* _Work instructions_
Out of all the lines below, count those with the word "accordance". Give the number only.

* _Task input_
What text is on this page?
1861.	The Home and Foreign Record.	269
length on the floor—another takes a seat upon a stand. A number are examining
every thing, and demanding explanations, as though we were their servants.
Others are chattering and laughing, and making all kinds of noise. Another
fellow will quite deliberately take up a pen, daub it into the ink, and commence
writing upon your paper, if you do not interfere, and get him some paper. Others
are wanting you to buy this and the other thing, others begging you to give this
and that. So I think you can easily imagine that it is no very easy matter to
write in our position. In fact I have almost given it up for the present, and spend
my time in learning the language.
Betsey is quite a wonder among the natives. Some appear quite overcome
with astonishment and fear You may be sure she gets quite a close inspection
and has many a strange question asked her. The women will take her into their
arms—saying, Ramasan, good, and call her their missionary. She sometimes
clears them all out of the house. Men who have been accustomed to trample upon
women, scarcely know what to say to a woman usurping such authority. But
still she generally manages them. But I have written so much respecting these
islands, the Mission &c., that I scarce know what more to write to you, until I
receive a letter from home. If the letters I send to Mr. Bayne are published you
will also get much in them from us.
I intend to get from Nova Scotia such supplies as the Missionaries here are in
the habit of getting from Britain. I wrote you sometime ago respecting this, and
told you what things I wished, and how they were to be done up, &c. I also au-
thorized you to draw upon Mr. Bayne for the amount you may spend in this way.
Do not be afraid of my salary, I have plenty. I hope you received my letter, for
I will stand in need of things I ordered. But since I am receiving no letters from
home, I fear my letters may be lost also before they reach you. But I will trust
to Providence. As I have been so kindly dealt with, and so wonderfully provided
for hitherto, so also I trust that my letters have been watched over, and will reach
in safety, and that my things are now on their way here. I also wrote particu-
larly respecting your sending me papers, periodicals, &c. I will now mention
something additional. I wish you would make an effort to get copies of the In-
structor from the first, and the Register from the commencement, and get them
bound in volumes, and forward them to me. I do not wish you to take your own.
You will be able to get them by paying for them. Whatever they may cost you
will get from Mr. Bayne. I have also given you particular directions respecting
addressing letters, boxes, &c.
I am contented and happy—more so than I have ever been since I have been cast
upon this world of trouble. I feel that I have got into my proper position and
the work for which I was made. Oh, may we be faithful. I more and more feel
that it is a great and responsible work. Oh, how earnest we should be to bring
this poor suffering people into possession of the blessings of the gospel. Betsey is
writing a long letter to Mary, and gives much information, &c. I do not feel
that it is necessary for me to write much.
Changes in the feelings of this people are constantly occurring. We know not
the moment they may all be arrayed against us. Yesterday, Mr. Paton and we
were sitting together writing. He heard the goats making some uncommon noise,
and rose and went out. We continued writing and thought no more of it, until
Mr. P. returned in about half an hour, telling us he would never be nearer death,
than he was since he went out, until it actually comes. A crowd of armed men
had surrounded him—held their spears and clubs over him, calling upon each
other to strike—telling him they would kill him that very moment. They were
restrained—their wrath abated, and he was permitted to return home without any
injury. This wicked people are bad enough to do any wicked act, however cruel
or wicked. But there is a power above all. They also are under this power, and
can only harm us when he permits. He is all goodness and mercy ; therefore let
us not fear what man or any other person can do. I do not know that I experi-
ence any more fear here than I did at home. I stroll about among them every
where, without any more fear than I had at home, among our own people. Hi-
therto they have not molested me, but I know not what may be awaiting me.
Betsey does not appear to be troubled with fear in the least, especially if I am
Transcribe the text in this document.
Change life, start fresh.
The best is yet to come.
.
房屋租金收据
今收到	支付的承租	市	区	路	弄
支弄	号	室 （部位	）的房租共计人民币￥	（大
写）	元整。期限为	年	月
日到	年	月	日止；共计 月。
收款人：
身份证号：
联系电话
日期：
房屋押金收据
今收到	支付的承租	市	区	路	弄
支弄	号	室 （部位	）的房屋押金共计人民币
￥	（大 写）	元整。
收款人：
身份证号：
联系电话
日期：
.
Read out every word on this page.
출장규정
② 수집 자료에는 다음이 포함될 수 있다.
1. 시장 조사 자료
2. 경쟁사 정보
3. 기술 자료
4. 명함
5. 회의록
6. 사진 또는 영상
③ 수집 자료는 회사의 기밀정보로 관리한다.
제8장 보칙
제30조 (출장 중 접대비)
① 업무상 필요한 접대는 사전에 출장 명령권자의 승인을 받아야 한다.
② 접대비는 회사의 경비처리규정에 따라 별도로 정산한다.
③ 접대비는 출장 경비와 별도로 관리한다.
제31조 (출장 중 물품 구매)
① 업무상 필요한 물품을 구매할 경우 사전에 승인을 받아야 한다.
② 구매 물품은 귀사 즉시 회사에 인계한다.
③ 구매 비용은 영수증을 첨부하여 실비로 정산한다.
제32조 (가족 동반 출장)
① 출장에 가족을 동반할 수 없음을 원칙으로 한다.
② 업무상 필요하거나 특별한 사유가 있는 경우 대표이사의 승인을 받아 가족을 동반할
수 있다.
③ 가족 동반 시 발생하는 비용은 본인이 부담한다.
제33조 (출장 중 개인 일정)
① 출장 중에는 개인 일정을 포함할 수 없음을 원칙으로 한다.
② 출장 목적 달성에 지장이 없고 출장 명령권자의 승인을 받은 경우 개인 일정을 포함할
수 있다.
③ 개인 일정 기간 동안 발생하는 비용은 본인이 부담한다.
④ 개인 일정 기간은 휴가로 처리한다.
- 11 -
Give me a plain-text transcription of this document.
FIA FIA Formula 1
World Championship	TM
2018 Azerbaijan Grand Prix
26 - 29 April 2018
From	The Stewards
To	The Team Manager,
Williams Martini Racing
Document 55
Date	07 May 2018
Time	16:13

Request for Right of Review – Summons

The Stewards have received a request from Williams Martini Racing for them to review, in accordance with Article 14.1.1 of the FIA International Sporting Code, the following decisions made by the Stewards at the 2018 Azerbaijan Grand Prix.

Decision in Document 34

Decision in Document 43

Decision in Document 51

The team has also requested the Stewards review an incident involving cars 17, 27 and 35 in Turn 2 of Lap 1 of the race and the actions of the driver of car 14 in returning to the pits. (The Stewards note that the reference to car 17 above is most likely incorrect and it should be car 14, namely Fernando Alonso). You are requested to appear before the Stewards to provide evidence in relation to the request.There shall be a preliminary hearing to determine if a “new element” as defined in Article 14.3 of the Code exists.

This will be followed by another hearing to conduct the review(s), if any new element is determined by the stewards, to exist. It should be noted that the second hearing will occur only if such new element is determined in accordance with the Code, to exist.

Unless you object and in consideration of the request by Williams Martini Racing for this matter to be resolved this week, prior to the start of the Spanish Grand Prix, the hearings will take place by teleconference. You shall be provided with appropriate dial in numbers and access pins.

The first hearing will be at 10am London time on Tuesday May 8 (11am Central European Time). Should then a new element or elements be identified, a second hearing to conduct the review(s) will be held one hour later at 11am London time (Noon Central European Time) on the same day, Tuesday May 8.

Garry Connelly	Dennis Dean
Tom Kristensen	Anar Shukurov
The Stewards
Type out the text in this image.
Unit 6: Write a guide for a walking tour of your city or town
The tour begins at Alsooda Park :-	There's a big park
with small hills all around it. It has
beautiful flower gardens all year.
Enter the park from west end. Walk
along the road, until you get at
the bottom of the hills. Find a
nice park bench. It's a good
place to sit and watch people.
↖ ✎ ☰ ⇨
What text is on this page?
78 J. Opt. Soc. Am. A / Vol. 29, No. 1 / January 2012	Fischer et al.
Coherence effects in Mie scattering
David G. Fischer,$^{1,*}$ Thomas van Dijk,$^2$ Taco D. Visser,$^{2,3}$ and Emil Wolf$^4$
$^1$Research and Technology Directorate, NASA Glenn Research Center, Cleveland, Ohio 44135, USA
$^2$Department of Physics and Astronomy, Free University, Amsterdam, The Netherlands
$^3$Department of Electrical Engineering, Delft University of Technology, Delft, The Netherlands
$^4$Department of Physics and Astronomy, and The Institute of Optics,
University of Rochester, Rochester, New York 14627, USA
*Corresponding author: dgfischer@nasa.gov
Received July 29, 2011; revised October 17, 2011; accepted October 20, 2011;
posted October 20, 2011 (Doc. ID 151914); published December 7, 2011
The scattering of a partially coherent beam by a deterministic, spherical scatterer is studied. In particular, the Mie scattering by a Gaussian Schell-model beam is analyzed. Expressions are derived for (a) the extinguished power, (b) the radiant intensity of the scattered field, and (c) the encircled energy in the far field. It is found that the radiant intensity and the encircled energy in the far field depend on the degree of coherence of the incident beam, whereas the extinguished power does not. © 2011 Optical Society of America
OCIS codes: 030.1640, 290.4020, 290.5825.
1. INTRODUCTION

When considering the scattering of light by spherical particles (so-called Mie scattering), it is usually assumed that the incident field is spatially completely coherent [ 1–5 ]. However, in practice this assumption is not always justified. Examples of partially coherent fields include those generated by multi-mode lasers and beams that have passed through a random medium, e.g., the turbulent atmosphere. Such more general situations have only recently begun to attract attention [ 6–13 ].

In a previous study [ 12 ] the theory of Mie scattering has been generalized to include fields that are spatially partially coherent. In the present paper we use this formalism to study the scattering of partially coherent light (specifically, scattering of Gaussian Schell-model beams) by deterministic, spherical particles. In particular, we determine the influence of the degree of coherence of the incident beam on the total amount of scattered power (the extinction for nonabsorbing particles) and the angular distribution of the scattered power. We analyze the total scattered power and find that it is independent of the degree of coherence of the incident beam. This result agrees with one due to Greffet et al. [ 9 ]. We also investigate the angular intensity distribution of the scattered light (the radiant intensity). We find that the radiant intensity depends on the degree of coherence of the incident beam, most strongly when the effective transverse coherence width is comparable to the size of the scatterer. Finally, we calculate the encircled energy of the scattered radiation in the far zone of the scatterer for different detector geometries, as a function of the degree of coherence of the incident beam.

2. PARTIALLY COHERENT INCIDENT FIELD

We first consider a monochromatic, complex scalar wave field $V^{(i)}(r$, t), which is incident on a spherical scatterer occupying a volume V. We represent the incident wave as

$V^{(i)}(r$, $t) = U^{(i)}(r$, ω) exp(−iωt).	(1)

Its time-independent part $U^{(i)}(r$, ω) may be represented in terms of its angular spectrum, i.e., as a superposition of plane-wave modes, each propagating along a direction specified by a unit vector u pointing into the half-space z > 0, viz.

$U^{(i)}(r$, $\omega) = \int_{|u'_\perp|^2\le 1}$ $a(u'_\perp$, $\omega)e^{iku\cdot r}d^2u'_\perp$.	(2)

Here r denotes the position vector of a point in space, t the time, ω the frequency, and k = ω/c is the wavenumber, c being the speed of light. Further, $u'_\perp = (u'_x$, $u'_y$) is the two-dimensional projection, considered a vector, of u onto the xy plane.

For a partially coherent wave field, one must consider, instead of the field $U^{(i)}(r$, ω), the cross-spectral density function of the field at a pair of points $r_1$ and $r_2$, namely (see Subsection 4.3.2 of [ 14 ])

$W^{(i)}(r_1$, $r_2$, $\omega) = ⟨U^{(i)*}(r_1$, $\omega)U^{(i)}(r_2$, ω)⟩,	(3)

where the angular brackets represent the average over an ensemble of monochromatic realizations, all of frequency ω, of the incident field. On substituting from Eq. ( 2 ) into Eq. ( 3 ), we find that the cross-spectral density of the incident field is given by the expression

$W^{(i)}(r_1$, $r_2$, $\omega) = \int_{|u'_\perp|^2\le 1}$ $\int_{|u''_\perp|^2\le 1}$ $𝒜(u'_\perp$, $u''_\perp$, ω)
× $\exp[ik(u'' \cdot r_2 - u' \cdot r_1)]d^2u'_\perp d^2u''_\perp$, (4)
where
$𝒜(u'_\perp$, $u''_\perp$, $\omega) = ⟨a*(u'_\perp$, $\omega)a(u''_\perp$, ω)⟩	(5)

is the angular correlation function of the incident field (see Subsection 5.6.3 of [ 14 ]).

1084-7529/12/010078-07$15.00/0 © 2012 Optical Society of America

* _Task result_
2